─── Records for this task

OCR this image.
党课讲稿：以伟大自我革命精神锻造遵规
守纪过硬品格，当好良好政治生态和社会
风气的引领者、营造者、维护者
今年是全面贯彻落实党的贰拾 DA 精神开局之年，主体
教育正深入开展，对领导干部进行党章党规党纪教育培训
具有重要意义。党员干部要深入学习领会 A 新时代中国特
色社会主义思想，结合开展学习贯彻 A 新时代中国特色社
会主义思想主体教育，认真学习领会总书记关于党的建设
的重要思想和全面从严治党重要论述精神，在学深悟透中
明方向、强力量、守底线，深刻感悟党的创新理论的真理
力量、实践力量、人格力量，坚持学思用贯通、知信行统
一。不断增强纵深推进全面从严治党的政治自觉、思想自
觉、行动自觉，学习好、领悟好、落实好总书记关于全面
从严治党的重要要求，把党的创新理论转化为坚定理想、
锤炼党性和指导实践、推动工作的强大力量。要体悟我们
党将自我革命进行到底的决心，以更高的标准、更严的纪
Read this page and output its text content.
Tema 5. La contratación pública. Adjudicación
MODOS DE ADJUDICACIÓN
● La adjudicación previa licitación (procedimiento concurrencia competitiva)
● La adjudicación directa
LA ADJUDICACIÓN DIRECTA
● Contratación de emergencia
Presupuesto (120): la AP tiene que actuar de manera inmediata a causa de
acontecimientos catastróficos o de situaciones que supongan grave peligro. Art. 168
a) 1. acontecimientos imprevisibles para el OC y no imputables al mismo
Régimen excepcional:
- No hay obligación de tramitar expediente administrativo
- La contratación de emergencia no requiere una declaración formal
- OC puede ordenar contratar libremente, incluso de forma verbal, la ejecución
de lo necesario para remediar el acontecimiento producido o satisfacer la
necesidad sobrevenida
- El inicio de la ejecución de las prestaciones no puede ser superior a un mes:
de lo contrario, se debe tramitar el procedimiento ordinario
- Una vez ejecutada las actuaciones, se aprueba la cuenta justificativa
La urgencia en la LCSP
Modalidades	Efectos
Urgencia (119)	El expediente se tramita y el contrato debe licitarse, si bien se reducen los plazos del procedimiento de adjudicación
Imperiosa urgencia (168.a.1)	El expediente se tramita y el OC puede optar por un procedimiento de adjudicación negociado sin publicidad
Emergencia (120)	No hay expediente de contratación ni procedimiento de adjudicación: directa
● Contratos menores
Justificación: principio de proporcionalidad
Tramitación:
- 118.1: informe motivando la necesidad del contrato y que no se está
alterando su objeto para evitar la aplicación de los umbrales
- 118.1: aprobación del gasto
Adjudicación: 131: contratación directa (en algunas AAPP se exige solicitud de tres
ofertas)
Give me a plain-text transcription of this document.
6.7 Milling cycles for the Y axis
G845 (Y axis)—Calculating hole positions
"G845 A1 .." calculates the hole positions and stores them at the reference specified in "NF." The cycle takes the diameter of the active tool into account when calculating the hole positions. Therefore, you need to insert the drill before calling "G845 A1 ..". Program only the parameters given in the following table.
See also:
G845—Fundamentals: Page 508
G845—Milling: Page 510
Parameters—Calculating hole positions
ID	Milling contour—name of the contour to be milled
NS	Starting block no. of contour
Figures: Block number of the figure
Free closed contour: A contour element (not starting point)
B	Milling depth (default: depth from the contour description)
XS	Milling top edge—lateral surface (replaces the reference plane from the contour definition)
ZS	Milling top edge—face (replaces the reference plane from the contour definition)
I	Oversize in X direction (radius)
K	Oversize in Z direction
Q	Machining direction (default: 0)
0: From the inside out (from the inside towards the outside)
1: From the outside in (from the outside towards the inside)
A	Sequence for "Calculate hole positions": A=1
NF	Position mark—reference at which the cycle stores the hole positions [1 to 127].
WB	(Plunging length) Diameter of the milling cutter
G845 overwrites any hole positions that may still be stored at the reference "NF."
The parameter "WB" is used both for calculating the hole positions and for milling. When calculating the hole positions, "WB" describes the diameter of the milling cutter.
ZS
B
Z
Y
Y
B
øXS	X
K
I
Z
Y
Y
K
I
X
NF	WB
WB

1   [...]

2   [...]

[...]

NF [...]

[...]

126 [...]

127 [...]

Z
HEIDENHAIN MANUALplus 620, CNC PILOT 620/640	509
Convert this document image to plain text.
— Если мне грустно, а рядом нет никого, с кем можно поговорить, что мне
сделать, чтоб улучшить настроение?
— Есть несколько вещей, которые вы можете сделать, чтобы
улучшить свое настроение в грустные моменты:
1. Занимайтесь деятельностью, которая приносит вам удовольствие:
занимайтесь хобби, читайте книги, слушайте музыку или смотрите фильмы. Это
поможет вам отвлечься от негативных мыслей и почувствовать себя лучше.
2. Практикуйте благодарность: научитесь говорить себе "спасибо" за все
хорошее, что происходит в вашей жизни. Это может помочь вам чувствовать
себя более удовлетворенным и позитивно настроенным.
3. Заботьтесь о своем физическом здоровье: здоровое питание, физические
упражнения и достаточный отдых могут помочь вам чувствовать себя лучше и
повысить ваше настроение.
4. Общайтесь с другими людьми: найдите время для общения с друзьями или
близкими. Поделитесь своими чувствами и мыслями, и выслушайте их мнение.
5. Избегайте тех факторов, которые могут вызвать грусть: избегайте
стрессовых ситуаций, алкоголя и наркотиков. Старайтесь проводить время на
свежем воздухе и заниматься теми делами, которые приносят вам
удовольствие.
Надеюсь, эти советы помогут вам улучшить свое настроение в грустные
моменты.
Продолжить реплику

──────

Description of the task
Extract each line of the listing above, copying it word for word.

Reply to the task
OCR this image.
党课讲稿：以伟大自我革命精神锻造遵规
守纪过硬品格，当好良好政治生态和社会
风气的引领者、营造者、维护者
今年是全面贯彻落实党的贰拾 DA 精神开局之年，主体
教育正深入开展，对领导干部进行党章党规党纪教育培训
具有重要意义。党员干部要深入学习领会 A 新时代中国特
色社会主义思想，结合开展学习贯彻 A 新时代中国特色社
会主义思想主体教育，认真学习领会总书记关于党的建设
的重要思想和全面从严治党重要论述精神，在学深悟透中
明方向、强力量、守底线，深刻感悟党的创新理论的真理
力量、实践力量、人格力量，坚持学思用贯通、知信行统
一。不断增强纵深推进全面从严治党的政治自觉、思想自
觉、行动自觉，学习好、领悟好、落实好总书记关于全面
从严治党的重要要求，把党的创新理论转化为坚定理想、
锤炼党性和指导实践、推动工作的强大力量。要体悟我们
党将自我革命进行到底的决心，以更高的标准、更严的纪
Read this page and output its text content.
Tema 5. La contratación pública. Adjudicación
MODOS DE ADJUDICACIÓN
● La adjudicación previa licitación (procedimiento concurrencia competitiva)
● La adjudicación directa
LA ADJUDICACIÓN DIRECTA
● Contratación de emergencia
Presupuesto (120): la AP tiene que actuar de manera inmediata a causa de
acontecimientos catastróficos o de situaciones que supongan grave peligro. Art. 168
a) 1. acontecimientos imprevisibles para el OC y no imputables al mismo
Régimen excepcional:
- No hay obligación de tramitar expediente administrativo
- La contratación de emergencia no requiere una declaración formal
- OC puede ordenar contratar libremente, incluso de forma verbal, la ejecución
de lo necesario para remediar el acontecimiento producido o satisfacer la
necesidad sobrevenida
- El inicio de la ejecución de las prestaciones no puede ser superior a un mes:
de lo contrario, se debe tramitar el procedimiento ordinario
- Una vez ejecutada las actuaciones, se aprueba la cuenta justificativa
La urgencia en la LCSP
Modalidades	Efectos
Urgencia (119)	El expediente se tramita y el contrato debe licitarse, si bien se reducen los plazos del procedimiento de adjudicación
Imperiosa urgencia (168.a.1)	El expediente se tramita y el OC puede optar por un procedimiento de adjudicación negociado sin publicidad
Emergencia (120)	No hay expediente de contratación ni procedimiento de adjudicación: directa
● Contratos menores
Justificación: principio de proporcionalidad
Tramitación:
- 118.1: informe motivando la necesidad del contrato y que no se está
alterando su objeto para evitar la aplicación de los umbrales
- 118.1: aprobación del gasto
Adjudicación: 131: contratación directa (en algunas AAPP se exige solicitud de tres
ofertas)
Give me a plain-text transcription of this document.
6.7 Milling cycles for the Y axis
G845 (Y axis)—Calculating hole positions
"G845 A1 .." calculates the hole positions and stores them at the reference specified in "NF." The cycle takes the diameter of the active tool into account when calculating the hole positions. Therefore, you need to insert the drill before calling "G845 A1 ..". Program only the parameters given in the following table.
See also:
G845—Fundamentals: Page 508
G845—Milling: Page 510
Parameters—Calculating hole positions
ID	Milling contour—name of the contour to be milled
NS	Starting block no. of contour
Figures: Block number of the figure
Free closed contour: A contour element (not starting point)
B	Milling depth (default: depth from the contour description)
XS	Milling top edge—lateral surface (replaces the reference plane from the contour definition)
ZS	Milling top edge—face (replaces the reference plane from the contour definition)
I	Oversize in X direction (radius)
K	Oversize in Z direction
Q	Machining direction (default: 0)
0: From the inside out (from the inside towards the outside)
1: From the outside in (from the outside towards the inside)
A	Sequence for "Calculate hole positions": A=1
NF	Position mark—reference at which the cycle stores the hole positions [1 to 127].
WB	(Plunging length) Diameter of the milling cutter
G845 overwrites any hole positions that may still be stored at the reference "NF."
The parameter "WB" is used both for calculating the hole positions and for milling. When calculating the hole positions, "WB" describes the diameter of the milling cutter.
ZS
B
Z
Y
Y
B
øXS	X
K
I
Z
Y
Y
K
I
X
NF	WB
WB

1   [...]

2   [...]

[...]

NF [...]

[...]

126 [...]

127 [...]

Z
HEIDENHAIN MANUALplus 620, CNC PILOT 620/640	509
Convert this document image to plain text.
— Если мне грустно, а рядом нет никого, с кем можно поговорить, что мне
сделать, чтоб улучшить настроение?
— Есть несколько вещей, которые вы можете сделать, чтобы
улучшить свое настроение в грустные моменты:
1. Занимайтесь деятельностью, которая приносит вам удовольствие:
занимайтесь хобби, читайте книги, слушайте музыку или смотрите фильмы. Это
поможет вам отвлечься от негативных мыслей и почувствовать себя лучше.
2. Практикуйте благодарность: научитесь говорить себе "спасибо" за все
хорошее, что происходит в вашей жизни. Это может помочь вам чувствовать
себя более удовлетворенным и позитивно настроенным.
3. Заботьтесь о своем физическом здоровье: здоровое питание, физические
упражнения и достаточный отдых могут помочь вам чувствовать себя лучше и
повысить ваше настроение.
4. Общайтесь с другими людьми: найдите время для общения с друзьями или
близкими. Поделитесь своими чувствами и мыслями, и выслушайте их мнение.
5. Избегайте тех факторов, которые могут вызвать грусть: избегайте
стрессовых ситуаций, алкоголя и наркотиков. Старайтесь проводить время на
свежем воздухе и заниматься теми делами, которые приносят вам
удовольствие.
Надеюсь, эти советы помогут вам улучшить свое настроение в грустные
моменты.
Продолжить реплику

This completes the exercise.